Bolluk ve bereketin adı: Aşure

Ramazan Bingöl
00:0017/11/2013, Pazar
G: 16/11/2013, Cumartesi
Yeni Şafak
Bolluk ve bereketin adı: Aşure
Bolluk ve bereketin adı: Aşure

Duayla pişirilmiş, gelin gibi süslenmiş, komşunun selamıyla gelmiş Aşure… Bu sene de yine Hicri yılbaşına ulaşmanın verdiği şükürle, oruçlar tutuldu, eş, dost ziyaret edildi, bereketten nasiplenmek için alınan erzaklar bir bir haneye götürüldü. Bolluk ve bereketin arttığı Muharrem ayı varlığını bu yıl da tüm güzelliğiyle hissettirdi.

Her yıl Muharrem ayının 10. günü yapılır aşure. Aşurenin ortaya çıkışının en çok bilineni Nuh Tufanı ile ilgili olanıdır. Tufanın sona erdiği, Muharrem ayının 10. günü sular çekilmiş ve gemi Cudi Dağı eteklerinde karaya oturmuştur. Müminler kurtuldukları için bir gün şükür orucu tutmuşlar ve ellerinde az miktarda kalan bütün erzakları birleştirip bir aşure çorbası yapmışlardır. Nihayetinde de oruçlarını aşureyle açmışlardır.

◇ ◇ ◇ ◇ ◇

Yapılacak görevler:
- 1) Aşure yazısına göre aşure her yıl hangi gün yapılır?
- 2) Aşure yazısında bu sene Hicri yılbaşına ulaşmanın şükrüyle yapıldığı belirtilen işlerin tamamını sıralayın.
- 3) Aşağıdaki ifadelerin aşure yazısıyla uyuşup uyuşmadığını belirtin ve her biri için metinden belirleyici sözleri aktarın:
(a) Tufandan sonra gemi Cudi Dağı eteklerinde karaya oturmuştur.
(b) Müminler kurtuldukları için iki gün şükür orucu tutmuştur.
(c) Müminler oruçlarını aşureyle açmıştır.

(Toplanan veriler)
◇ ◇ ◇ ◇ ◇

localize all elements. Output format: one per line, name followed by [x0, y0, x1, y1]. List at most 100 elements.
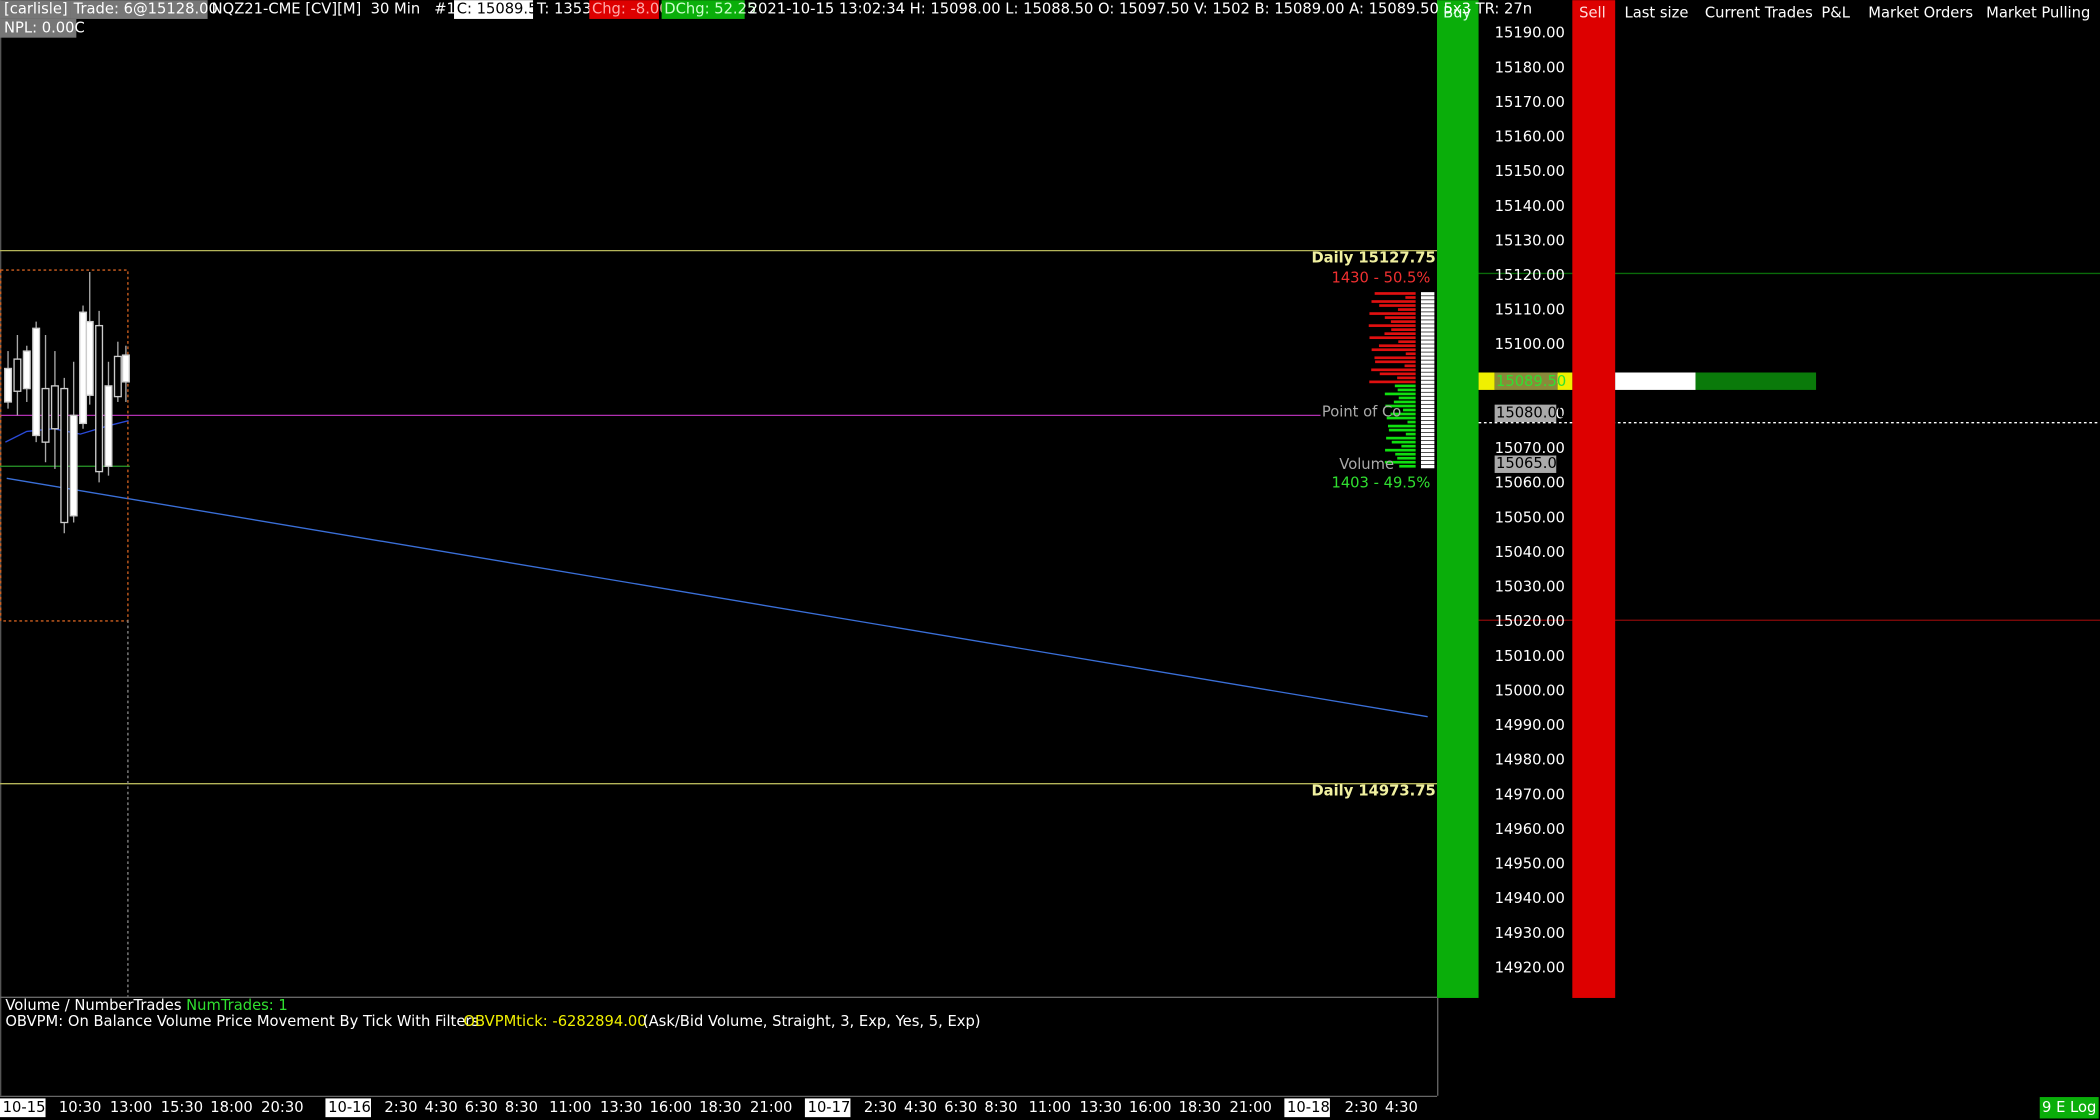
- change: Chg: -8.00: [592, 1, 669, 18]
- profile-cell: [1420, 324, 1435, 328]
- candle-body: [60, 387, 69, 524]
- header-box: [661, 0, 745, 19]
- price-label: 14970.00: [1495, 786, 1565, 803]
- price-label: 14920.00: [1495, 959, 1565, 976]
- dom-header[interactable]: Current Trades: [1705, 5, 1813, 22]
- profile-bar: [1405, 432, 1416, 436]
- price-label: 15150.00: [1495, 163, 1565, 180]
- profile-cell: [1420, 412, 1435, 417]
- candle-body: [50, 385, 59, 430]
- status-box: [2039, 1097, 2099, 1119]
- daily-high-label: Daily 15127.75: [1311, 250, 1435, 267]
- candle-body: [79, 311, 88, 425]
- time-label: 11:00: [1029, 1099, 1071, 1116]
- npl: NPL: 0.00C: [4, 19, 85, 36]
- profile-bar: [1369, 336, 1416, 340]
- profile-bar: [1388, 424, 1416, 428]
- profile-bar: [1393, 400, 1416, 404]
- candle-body: [85, 320, 94, 396]
- profile-bar: [1371, 368, 1416, 372]
- daily-low-label: Daily 14973.75: [1311, 783, 1435, 800]
- session-box: [0, 269, 129, 622]
- profile-cell: [1420, 320, 1435, 324]
- dom-header[interactable]: Sell: [1579, 5, 1606, 22]
- volume-profile: [1368, 292, 1435, 469]
- symbol: NQZ21-CME [CV][M] 30 Min #10: [212, 1, 466, 18]
- time-label: 6:30: [944, 1099, 977, 1116]
- profile-cell: [1420, 448, 1435, 453]
- profile-cell: [1420, 384, 1435, 388]
- candle-body: [104, 385, 113, 467]
- profile-bar: [1401, 444, 1416, 448]
- dom-header[interactable]: Market Pulling: [1986, 5, 2090, 22]
- price-label: 15160.00: [1495, 129, 1565, 146]
- time-label: 15:30: [161, 1099, 203, 1116]
- profile-bar: [1391, 440, 1416, 444]
- header-box: [70, 0, 208, 19]
- profile-cell: [1420, 436, 1435, 441]
- study-value: OBVPMtick: -6282894.00: [463, 1013, 646, 1030]
- profile-bar: [1390, 412, 1416, 416]
- price-label: 14980.00: [1495, 752, 1565, 769]
- time-label: 6:30: [465, 1099, 498, 1116]
- dom-header[interactable]: Last size: [1625, 5, 1689, 22]
- time-label: 4:30: [425, 1099, 458, 1116]
- dom-header[interactable]: Buy: [1443, 5, 1471, 22]
- price-marker: [1478, 372, 1495, 390]
- time-label: 13:30: [1079, 1099, 1121, 1116]
- profile-bar: [1385, 448, 1416, 452]
- time-label: 18:30: [699, 1099, 741, 1116]
- price-label: 14990.00: [1495, 717, 1565, 734]
- profile-cell: [1420, 452, 1435, 457]
- profile-cell: [1420, 292, 1435, 296]
- time-label: 4:30: [1385, 1099, 1418, 1116]
- profile-bar: [1398, 396, 1416, 400]
- price-label: 15060.00: [1495, 475, 1565, 492]
- profile-bar: [1384, 392, 1416, 396]
- profile-cell: [1420, 352, 1435, 356]
- profile-cell: [1420, 420, 1435, 425]
- profile-cell: [1420, 348, 1435, 352]
- candle-body: [113, 355, 122, 398]
- sell-column[interactable]: [1572, 0, 1616, 998]
- time-label: 8:30: [984, 1099, 1017, 1116]
- profile-bar: [1379, 304, 1416, 307]
- date-label: 10-18: [1287, 1099, 1330, 1116]
- time-label: 11:00: [549, 1099, 591, 1116]
- profile-cell: [1420, 336, 1435, 340]
- dom-header[interactable]: P&L: [1821, 5, 1850, 22]
- header-box: [454, 0, 534, 19]
- profile-bar: [1404, 364, 1416, 368]
- dom-header[interactable]: Market Orders: [1868, 5, 1973, 22]
- date-label: 10-17: [808, 1099, 851, 1116]
- profile-cell: [1420, 364, 1435, 368]
- profile-bar: [1397, 308, 1416, 311]
- profile-bar: [1368, 324, 1416, 327]
- profile-bar: [1378, 344, 1416, 348]
- profile-cell: [1420, 440, 1435, 445]
- date-box: [804, 1098, 851, 1118]
- time-label: 2:30: [1345, 1099, 1378, 1116]
- stats: 2021-10-15 13:02:34 H: 15098.00 L: 15088…: [749, 1, 1532, 18]
- price-label: 15010.00: [1495, 648, 1565, 665]
- date-box: [325, 1098, 371, 1118]
- buy-column[interactable]: [1437, 0, 1479, 998]
- profile-cell: [1420, 428, 1435, 433]
- profile-bar: [1403, 408, 1416, 412]
- study-name: OBVPM: On Balance Volume Price Movement …: [5, 1013, 479, 1030]
- profile-bar: [1405, 296, 1416, 299]
- profile-cell: [1420, 392, 1435, 396]
- profile-cell: [1420, 388, 1435, 392]
- volume-label: 1403 - 49.5%: [1331, 475, 1430, 492]
- candle-body: [13, 358, 22, 392]
- candle-body: [69, 414, 78, 517]
- close: C: 15089.50: [457, 1, 547, 18]
- profile-cell: [1420, 312, 1435, 316]
- profile-cell: [1420, 368, 1435, 372]
- profile-bar: [1391, 328, 1416, 331]
- profile-bar: [1369, 312, 1416, 315]
- profile-cell: [1420, 432, 1435, 437]
- time-label: 18:30: [1179, 1099, 1221, 1116]
- time-label: 20:30: [261, 1099, 303, 1116]
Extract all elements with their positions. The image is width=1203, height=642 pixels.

◇ ◇ ◇ ◇ ◇

Beklenen sonuçlar:
- 1) Muharrem ayının 10. günü yapılır.

- 2)
- Oruçlar tutuldu.
- Eş, dost ziyaret edildi.
- Bereketten nasiplenmek için alınan erzaklar bir bir haneye götürüldü.

- 3)
(a) Evet: "sular çekilmiş ve gemi Cudi Dağı eteklerinde karaya oturmuştur"
(b) Hayır: "Müminler kurtuldukları için bir gün şükür orucu tutmuşlar"
(c) Evet: "Nihayetinde de oruçlarını aşureyle açmışlardır."